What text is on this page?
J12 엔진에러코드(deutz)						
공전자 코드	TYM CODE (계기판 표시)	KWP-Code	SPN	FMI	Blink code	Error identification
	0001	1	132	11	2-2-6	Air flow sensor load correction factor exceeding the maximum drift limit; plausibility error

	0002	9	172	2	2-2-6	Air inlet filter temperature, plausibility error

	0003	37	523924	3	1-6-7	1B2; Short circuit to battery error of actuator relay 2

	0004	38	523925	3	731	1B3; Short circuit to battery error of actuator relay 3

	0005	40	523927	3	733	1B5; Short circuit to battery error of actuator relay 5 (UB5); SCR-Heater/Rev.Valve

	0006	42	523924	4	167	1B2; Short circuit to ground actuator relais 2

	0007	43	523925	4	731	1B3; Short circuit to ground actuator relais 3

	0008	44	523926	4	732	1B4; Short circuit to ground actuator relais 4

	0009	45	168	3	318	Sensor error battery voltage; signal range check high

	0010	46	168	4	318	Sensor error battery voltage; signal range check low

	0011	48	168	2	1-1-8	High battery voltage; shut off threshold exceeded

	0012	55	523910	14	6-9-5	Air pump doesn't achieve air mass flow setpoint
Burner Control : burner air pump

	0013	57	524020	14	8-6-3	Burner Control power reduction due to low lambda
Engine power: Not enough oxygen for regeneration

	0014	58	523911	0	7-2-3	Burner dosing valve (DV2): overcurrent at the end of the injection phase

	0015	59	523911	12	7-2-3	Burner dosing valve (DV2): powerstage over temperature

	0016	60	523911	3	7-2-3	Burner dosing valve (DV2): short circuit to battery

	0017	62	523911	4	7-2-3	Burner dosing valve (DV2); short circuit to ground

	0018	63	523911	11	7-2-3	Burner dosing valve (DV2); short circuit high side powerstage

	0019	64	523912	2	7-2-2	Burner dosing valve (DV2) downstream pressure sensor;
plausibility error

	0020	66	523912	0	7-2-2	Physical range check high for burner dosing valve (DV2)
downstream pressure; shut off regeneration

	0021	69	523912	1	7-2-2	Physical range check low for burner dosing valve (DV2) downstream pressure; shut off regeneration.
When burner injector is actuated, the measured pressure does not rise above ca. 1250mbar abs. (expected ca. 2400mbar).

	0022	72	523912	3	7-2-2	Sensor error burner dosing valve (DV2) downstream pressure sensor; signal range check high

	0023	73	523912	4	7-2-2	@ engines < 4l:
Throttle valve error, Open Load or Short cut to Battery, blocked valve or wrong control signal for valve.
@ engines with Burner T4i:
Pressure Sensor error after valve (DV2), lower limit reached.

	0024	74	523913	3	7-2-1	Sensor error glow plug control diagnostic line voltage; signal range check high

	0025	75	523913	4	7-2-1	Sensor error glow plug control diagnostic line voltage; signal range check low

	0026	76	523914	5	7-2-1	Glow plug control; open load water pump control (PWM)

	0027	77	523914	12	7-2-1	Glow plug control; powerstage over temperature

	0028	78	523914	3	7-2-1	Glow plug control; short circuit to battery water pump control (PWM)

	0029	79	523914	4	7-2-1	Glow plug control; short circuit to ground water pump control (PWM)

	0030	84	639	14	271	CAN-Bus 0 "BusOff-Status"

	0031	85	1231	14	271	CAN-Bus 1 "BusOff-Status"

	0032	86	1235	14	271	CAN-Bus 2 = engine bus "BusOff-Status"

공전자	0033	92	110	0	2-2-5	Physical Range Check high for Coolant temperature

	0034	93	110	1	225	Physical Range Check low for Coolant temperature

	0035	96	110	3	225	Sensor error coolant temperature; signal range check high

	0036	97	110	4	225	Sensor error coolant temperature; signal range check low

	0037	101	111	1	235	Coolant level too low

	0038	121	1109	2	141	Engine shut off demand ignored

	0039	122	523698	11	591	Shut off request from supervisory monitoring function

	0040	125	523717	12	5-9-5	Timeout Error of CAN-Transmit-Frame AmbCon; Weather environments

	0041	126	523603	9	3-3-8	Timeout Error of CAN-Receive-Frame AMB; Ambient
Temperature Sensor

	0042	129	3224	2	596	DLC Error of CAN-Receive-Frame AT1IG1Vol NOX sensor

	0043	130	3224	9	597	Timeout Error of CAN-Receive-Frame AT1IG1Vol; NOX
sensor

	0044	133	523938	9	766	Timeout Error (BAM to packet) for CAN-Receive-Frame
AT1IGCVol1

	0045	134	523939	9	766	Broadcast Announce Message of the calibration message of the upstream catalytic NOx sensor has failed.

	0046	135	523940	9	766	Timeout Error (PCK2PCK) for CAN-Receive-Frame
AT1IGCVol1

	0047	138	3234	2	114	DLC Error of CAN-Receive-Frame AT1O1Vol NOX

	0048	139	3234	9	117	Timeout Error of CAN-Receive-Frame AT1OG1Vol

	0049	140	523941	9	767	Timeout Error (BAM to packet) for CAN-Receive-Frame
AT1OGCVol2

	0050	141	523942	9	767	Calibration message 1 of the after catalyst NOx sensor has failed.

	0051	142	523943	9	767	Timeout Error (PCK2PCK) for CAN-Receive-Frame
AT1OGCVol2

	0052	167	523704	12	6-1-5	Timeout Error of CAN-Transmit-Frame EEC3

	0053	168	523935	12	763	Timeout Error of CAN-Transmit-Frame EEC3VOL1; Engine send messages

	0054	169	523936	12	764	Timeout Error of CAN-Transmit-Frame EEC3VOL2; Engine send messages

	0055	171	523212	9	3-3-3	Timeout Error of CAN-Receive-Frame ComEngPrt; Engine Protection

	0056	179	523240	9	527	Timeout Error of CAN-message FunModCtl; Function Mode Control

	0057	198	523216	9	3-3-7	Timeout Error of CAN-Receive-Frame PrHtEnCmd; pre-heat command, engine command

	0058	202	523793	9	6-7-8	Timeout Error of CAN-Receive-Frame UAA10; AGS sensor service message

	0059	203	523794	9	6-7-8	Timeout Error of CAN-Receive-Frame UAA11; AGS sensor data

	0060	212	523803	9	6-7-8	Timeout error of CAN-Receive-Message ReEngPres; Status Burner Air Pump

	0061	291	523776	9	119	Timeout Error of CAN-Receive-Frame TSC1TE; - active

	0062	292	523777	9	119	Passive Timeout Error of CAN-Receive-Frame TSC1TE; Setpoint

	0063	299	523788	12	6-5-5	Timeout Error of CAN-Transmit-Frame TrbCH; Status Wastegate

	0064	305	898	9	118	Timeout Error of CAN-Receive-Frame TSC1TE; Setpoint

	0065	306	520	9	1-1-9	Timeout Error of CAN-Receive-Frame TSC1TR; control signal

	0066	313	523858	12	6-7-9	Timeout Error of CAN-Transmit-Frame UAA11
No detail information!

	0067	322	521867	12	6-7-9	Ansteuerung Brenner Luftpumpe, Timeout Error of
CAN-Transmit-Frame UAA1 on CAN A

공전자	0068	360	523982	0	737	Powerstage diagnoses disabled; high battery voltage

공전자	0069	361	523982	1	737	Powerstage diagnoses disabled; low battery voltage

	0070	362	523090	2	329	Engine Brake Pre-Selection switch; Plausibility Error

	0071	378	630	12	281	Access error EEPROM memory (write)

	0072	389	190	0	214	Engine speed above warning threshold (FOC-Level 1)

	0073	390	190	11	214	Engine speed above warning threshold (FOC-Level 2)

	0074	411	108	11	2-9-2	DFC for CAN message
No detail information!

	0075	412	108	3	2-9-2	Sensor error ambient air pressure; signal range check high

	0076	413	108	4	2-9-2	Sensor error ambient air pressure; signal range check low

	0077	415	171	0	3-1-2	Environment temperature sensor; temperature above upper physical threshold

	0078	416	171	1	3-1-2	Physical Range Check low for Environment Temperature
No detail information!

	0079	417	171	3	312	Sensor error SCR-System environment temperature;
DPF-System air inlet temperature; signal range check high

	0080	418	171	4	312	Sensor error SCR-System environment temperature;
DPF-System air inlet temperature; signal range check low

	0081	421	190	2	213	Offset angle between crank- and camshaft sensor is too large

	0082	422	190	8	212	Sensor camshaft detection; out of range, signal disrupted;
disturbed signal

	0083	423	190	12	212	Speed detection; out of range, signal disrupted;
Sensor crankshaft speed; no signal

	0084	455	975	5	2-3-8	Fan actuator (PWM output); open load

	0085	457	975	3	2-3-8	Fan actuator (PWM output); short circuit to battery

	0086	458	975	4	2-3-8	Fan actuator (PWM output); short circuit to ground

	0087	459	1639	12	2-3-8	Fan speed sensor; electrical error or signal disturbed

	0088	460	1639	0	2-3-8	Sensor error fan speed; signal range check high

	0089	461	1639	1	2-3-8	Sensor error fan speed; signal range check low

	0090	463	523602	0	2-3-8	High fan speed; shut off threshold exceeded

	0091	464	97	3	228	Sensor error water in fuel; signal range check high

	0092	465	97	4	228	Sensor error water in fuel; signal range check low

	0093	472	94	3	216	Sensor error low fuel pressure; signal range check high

........

> **WHAT TO WORK ON**
Identify and copy lines that hold the string "failed".

> **TASK ANSWER**
	0045	134	523939	9	766	Broadcast Announce Message of the calibration message of the upstream catalytic NOx sensor has failed.
	0050	141	523942	9	767	Calibration message 1 of the after catalyst NOx sensor has failed.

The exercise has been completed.